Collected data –
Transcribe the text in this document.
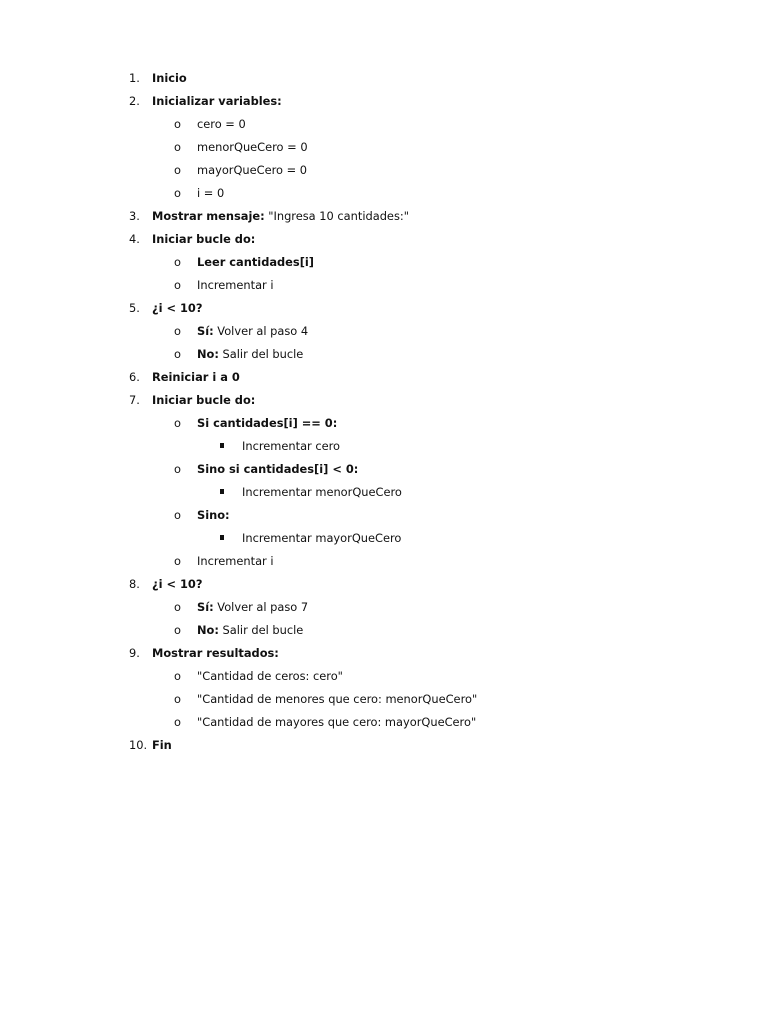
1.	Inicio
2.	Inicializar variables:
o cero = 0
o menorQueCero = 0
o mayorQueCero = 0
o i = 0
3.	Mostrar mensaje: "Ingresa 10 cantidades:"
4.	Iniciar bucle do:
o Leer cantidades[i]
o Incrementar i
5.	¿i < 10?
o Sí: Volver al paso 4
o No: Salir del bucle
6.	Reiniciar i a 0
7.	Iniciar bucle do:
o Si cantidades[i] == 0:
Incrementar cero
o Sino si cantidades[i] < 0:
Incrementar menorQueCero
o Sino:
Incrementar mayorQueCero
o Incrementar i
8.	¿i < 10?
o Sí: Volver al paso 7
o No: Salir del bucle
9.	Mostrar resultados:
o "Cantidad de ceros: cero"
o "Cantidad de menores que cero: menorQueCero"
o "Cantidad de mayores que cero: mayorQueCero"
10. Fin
--
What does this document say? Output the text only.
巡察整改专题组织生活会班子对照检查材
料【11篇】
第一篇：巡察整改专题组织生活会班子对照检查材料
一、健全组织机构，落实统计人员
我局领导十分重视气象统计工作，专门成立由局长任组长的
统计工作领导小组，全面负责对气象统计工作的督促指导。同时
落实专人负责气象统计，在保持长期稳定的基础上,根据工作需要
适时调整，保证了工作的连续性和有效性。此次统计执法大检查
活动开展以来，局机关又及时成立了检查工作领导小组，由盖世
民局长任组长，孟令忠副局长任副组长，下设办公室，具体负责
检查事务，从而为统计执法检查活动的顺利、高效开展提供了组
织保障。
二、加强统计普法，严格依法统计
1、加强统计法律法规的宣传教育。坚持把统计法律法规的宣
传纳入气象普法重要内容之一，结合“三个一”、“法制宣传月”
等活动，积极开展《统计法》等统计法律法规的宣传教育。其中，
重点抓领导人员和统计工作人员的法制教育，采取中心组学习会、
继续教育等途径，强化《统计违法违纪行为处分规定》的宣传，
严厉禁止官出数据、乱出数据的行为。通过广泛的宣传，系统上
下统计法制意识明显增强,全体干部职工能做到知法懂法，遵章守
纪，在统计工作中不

Task statement – Among the lines above, how many contain the string "this"? State the number alone.

Reply to the task – 2